Task to complete: In your copy, leave out the pictures and repeat the entries below exactly.

___ Provided information ___

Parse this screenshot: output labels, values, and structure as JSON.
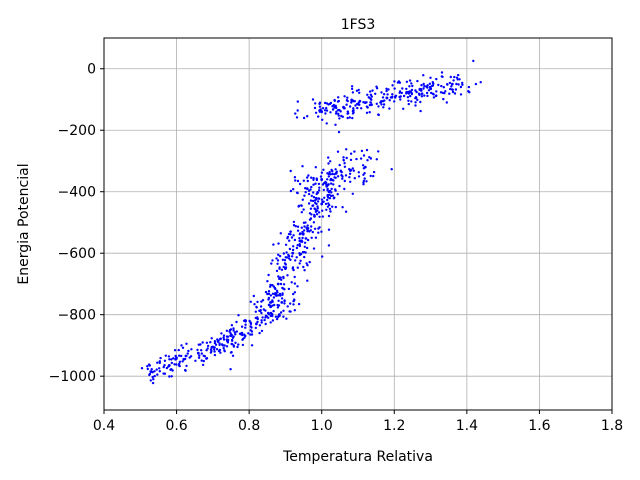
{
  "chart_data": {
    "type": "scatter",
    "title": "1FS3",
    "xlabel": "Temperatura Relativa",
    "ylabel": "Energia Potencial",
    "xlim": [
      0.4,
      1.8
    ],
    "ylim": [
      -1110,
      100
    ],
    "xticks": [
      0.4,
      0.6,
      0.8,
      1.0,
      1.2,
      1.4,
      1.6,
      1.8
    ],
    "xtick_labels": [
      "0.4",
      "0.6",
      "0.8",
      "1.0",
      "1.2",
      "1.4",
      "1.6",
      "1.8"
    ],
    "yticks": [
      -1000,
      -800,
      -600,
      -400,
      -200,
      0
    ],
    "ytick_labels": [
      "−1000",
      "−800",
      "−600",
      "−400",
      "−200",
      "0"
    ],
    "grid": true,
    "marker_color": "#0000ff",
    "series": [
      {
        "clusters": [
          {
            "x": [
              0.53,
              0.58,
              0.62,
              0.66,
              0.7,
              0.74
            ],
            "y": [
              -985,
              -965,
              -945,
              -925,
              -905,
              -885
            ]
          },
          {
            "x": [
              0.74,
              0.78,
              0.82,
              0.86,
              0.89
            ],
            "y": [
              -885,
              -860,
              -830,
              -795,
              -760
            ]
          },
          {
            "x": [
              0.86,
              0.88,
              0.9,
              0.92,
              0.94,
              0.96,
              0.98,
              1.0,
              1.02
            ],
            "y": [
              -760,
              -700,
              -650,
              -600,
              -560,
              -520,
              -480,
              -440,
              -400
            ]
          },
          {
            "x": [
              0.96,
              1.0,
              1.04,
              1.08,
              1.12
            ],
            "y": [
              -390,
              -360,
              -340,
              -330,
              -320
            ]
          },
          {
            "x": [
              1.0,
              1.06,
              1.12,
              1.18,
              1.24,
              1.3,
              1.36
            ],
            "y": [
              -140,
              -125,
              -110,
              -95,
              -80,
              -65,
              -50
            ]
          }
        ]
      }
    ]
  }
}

___

Answer to the task:
Parse this screenshot: output labels, values, and structure as JSON.
{
  "chart_data": {
    "type": "scatter",
    "title": "1FS3",
    "xlabel": "Temperatura Relativa",
    "ylabel": "Energia Potencial",
    "xlim": [
      0.4,
      1.8
    ],
    "ylim": [
      -1110,
      100
    ],
    "xticks": [
      0.4,
      0.6,
      0.8,
      1.0,
      1.2,
      1.4,
      1.6,
      1.8
    ],
    "xtick_labels": [
      "0.4",
      "0.6",
      "0.8",
      "1.0",
      "1.2",
      "1.4",
      "1.6",
      "1.8"
    ],
    "yticks": [
      -1000,
      -800,
      -600,
      -400,
      -200,
      0
    ],
    "ytick_labels": [
      "−1000",
      "−800",
      "−600",
      "−400",
      "−200",
      "0"
    ],
    "grid": true,
    "marker_color": "#0000ff",
    "series": [
      {
        "clusters": [
          {
            "x": [
              0.53,
              0.58,
              0.62,
              0.66,
              0.7,
              0.74
            ],
            "y": [
              -985,
              -965,
              -945,
              -925,
              -905,
              -885
            ]
          },
          {
            "x": [
              0.74,
              0.78,
              0.82,
              0.86,
              0.89
            ],
            "y": [
              -885,
              -860,
              -830,
              -795,
              -760
            ]
          },
          {
            "x": [
              0.86,
              0.88,
              0.9,
              0.92,
              0.94,
              0.96,
              0.98,
              1.0,
              1.02
            ],
            "y": [
              -760,
              -700,
              -650,
              -600,
              -560,
              -520,
              -480,
              -440,
              -400
            ]
          },
          {
            "x": [
              0.96,
              1.0,
              1.04,
              1.08,
              1.12
            ],
            "y": [
              -390,
              -360,
              -340,
              -330,
              -320
            ]
          },
          {
            "x": [
              1.0,
              1.06,
              1.12,
              1.18,
              1.24,
              1.3,
              1.36
            ],
            "y": [
              -140,
              -125,
              -110,
              -95,
              -80,
              -65,
              -50
            ]
          }
        ]
      }
    ]
  }
}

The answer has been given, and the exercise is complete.